◆ **Listing**
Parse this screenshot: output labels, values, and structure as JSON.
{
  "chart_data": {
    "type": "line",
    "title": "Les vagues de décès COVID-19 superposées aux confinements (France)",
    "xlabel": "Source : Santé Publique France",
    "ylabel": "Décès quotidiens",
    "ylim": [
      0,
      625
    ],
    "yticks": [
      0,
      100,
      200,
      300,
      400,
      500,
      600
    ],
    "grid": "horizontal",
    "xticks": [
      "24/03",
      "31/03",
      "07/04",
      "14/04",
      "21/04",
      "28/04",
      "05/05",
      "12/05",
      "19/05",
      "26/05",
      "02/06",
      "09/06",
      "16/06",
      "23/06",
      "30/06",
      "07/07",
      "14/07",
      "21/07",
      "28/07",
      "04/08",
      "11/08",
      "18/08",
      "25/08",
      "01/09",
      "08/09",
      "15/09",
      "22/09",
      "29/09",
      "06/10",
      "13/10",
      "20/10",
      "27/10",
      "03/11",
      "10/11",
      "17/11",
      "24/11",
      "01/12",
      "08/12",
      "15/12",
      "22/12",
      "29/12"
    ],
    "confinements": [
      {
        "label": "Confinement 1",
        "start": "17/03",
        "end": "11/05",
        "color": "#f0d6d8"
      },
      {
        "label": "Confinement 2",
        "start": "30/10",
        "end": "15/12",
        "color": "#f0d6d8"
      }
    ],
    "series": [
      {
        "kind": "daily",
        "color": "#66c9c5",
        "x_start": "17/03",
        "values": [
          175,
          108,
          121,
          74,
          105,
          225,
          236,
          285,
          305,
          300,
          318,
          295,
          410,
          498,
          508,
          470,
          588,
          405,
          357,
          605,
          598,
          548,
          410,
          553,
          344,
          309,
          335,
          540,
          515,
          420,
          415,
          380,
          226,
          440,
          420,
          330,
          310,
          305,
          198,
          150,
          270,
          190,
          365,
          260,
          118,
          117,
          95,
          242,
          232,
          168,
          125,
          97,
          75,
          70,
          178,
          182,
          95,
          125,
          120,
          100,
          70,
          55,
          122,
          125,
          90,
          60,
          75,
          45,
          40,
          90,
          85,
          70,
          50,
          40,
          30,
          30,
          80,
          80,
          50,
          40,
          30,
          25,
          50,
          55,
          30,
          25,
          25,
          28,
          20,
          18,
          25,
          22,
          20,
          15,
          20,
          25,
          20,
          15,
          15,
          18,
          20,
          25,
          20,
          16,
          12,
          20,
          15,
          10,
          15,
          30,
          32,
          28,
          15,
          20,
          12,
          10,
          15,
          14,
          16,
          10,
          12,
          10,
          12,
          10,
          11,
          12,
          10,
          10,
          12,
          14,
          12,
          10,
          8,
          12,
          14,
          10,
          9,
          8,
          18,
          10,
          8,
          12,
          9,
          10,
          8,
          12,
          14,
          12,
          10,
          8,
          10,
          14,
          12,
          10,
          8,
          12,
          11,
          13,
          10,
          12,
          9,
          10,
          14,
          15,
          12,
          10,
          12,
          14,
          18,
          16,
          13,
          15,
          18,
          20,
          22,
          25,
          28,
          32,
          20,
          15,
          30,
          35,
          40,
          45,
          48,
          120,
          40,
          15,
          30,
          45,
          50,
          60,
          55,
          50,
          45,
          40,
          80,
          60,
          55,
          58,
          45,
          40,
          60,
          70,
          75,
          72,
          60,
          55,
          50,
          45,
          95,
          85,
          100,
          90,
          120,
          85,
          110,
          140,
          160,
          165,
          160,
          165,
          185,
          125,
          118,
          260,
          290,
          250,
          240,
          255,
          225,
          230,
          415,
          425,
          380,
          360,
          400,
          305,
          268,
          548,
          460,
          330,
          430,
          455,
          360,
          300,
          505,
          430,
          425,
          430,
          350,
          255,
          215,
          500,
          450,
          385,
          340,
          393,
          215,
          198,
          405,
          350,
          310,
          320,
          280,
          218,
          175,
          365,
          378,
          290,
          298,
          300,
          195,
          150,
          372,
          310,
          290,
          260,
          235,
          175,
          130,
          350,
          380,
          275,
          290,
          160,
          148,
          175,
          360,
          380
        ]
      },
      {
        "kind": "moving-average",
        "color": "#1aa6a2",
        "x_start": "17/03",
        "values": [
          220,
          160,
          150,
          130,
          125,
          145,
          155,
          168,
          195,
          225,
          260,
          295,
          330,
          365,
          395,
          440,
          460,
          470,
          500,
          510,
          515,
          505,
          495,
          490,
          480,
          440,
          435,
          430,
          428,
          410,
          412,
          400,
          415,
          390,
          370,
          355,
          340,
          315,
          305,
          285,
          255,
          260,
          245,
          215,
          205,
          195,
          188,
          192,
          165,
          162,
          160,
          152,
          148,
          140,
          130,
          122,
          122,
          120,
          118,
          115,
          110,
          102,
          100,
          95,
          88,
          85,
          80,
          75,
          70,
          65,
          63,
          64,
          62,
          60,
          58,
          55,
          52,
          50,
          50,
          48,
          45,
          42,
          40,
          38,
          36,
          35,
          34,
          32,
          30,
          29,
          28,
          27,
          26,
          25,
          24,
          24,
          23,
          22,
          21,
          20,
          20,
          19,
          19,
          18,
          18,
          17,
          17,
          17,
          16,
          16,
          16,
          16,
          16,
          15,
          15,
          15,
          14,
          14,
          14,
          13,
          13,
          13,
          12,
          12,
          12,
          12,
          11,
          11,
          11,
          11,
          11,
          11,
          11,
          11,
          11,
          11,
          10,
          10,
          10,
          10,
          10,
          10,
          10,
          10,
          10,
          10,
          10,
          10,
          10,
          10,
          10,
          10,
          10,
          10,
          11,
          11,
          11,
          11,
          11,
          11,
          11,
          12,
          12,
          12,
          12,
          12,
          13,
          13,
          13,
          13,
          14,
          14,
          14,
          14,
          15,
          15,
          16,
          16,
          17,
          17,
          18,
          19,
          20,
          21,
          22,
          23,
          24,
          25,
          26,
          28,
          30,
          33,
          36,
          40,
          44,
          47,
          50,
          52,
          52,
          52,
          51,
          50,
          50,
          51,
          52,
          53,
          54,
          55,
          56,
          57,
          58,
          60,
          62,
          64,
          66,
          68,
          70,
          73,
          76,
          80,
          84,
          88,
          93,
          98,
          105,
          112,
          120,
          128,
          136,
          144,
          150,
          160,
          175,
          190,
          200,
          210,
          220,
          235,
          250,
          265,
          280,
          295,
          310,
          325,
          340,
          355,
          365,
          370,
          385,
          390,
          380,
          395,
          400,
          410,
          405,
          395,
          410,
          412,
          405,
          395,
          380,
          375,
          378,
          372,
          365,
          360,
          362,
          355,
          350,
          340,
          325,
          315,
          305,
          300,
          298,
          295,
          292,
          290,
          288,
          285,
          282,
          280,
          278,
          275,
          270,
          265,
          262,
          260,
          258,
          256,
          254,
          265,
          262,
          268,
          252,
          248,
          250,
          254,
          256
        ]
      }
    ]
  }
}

◆ **What needs to be done**
Working from the listing above, pick out every line that has "confinements" and copy it.

◆ **Exercise result**
    "title": "Les vagues de décès COVID-19 superposées aux confinements (France)",
    "confinements": [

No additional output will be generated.